■ Exercise details
Copy the entries from the beginning through the line containing "The crank arm 104 is at (127, 363).", swapping "fragmentary detail view" for "partial detail view" and changing nothing else.

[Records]
((
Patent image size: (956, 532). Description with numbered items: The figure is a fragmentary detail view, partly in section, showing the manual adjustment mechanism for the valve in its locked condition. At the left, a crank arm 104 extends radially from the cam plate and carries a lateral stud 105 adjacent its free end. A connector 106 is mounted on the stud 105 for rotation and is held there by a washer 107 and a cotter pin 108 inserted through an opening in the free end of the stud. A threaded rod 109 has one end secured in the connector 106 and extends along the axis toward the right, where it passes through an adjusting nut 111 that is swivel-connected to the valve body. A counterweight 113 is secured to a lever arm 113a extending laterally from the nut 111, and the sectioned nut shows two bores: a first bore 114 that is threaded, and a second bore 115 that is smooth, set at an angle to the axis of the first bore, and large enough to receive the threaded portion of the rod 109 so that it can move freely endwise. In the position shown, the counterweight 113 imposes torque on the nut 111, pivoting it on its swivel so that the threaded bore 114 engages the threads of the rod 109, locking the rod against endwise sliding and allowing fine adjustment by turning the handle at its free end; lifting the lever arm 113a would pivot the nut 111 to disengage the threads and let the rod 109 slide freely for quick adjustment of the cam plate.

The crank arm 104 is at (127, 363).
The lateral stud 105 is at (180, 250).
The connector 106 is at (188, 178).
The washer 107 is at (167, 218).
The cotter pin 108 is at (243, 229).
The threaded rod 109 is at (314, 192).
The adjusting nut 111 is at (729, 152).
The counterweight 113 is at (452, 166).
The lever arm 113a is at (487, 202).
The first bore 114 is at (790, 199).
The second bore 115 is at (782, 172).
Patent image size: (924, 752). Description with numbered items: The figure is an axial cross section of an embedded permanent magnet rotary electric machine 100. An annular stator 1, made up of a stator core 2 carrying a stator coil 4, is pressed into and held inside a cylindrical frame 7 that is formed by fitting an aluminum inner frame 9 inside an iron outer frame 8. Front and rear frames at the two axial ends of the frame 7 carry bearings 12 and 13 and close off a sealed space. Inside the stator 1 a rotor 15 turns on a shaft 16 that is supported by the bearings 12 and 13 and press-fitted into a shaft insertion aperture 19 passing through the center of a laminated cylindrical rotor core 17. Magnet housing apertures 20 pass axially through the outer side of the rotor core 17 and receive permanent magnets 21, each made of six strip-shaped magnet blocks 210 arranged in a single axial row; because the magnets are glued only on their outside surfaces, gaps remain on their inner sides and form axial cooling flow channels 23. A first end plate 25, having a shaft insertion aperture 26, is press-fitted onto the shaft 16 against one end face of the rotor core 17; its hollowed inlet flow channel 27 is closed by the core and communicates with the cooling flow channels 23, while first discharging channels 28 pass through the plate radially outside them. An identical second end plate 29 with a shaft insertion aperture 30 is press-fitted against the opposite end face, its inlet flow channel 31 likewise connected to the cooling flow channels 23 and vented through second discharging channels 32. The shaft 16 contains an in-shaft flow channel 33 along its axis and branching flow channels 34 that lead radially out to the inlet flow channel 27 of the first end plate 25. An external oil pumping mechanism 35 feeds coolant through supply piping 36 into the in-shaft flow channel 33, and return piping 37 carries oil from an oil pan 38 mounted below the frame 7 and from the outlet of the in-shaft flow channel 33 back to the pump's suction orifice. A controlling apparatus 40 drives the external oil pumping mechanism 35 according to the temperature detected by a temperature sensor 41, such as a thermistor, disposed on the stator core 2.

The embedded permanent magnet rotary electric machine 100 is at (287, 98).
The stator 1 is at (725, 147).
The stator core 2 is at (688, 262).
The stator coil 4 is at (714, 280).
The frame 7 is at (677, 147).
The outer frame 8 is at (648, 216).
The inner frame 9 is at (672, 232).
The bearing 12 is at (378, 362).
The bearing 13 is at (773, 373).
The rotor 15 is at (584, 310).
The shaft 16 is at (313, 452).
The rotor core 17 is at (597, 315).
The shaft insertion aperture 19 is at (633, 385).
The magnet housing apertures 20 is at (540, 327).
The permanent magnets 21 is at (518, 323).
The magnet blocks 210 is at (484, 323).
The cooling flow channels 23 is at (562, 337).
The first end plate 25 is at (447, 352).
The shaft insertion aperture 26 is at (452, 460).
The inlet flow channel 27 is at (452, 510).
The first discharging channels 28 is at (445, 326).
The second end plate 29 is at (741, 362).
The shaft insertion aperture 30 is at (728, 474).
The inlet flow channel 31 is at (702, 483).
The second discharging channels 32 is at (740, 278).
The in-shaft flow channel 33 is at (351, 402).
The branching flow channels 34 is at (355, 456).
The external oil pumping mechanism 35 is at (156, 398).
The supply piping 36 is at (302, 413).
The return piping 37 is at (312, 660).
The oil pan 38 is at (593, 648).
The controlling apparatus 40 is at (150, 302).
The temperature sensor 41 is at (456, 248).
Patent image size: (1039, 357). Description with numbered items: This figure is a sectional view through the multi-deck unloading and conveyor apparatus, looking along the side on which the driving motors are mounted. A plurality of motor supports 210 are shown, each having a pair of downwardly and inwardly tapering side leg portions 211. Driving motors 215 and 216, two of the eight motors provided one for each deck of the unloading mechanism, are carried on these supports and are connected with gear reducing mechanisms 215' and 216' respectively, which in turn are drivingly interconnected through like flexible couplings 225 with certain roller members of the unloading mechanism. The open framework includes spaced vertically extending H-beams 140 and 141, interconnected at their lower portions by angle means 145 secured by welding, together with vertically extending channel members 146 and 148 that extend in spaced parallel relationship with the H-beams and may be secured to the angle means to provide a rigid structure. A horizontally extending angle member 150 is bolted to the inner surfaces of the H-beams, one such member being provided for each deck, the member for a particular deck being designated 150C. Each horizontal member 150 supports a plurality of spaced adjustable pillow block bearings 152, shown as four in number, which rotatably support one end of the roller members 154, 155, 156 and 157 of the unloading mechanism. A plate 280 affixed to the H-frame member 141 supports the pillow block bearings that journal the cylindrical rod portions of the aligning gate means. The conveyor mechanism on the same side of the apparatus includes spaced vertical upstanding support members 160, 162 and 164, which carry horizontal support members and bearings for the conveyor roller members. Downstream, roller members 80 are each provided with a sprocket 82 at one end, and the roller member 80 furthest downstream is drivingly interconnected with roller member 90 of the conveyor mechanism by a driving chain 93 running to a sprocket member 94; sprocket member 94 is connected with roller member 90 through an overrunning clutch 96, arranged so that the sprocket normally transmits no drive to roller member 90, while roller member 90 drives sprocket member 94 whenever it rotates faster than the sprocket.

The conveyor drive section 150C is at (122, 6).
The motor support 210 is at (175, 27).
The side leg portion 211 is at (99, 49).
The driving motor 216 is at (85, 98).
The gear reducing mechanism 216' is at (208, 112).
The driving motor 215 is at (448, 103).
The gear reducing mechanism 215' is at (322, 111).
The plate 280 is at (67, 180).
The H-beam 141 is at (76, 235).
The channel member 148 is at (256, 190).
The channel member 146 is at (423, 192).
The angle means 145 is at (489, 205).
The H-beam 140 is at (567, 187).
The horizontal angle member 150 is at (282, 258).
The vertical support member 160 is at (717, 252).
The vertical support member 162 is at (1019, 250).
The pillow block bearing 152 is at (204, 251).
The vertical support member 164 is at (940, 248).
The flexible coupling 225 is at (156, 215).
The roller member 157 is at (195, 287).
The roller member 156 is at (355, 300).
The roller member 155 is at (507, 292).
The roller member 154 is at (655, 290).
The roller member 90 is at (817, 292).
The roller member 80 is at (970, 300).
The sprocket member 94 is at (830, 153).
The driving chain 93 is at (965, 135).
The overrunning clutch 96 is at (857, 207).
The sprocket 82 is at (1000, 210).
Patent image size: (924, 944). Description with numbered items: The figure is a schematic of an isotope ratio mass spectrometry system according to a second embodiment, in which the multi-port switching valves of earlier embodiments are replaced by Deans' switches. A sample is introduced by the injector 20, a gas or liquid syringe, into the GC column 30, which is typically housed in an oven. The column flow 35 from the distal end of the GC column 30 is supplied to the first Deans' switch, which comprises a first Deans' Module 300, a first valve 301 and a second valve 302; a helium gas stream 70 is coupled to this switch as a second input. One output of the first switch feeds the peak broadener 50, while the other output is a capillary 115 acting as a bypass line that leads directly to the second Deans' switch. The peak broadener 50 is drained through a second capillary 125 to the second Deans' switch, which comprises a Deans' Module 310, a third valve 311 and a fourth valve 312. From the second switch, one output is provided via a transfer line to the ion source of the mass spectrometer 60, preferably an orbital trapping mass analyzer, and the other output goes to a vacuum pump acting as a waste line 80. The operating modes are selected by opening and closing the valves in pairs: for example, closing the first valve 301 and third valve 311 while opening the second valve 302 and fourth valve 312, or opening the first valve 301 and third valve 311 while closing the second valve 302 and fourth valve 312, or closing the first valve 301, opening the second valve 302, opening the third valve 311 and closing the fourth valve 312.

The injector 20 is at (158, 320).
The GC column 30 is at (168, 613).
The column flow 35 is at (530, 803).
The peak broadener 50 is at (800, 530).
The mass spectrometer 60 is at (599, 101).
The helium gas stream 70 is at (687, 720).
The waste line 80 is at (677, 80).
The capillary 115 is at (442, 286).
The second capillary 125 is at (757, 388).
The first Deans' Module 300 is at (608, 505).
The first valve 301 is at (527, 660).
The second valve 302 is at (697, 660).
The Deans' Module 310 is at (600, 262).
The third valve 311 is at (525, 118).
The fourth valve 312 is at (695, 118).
))
■ Response
Patent image size: (956, 532). Description with numbered items: The figure is a partial detail view, partly in section, showing the manual adjustment mechanism for the valve in its locked condition. At the left, a crank arm 104 extends radially from the cam plate and carries a lateral stud 105 adjacent its free end. A connector 106 is mounted on the stud 105 for rotation and is held there by a washer 107 and a cotter pin 108 inserted through an opening in the free end of the stud. A threaded rod 109 has one end secured in the connector 106 and extends along the axis toward the right, where it passes through an adjusting nut 111 that is swivel-connected to the valve body. A counterweight 113 is secured to a lever arm 113a extending laterally from the nut 111, and the sectioned nut shows two bores: a first bore 114 that is threaded, and a second bore 115 that is smooth, set at an angle to the axis of the first bore, and large enough to receive the threaded portion of the rod 109 so that it can move freely endwise. In the position shown, the counterweight 113 imposes torque on the nut 111, pivoting it on its swivel so that the threaded bore 114 engages the threads of the rod 109, locking the rod against endwise sliding and allowing fine adjustment by turning the handle at its free end; lifting the lever arm 113a would pivot the nut 111 to disengage the threads and let the rod 109 slide freely for quick adjustment of the cam plate.

The crank arm 104 is at (127, 363).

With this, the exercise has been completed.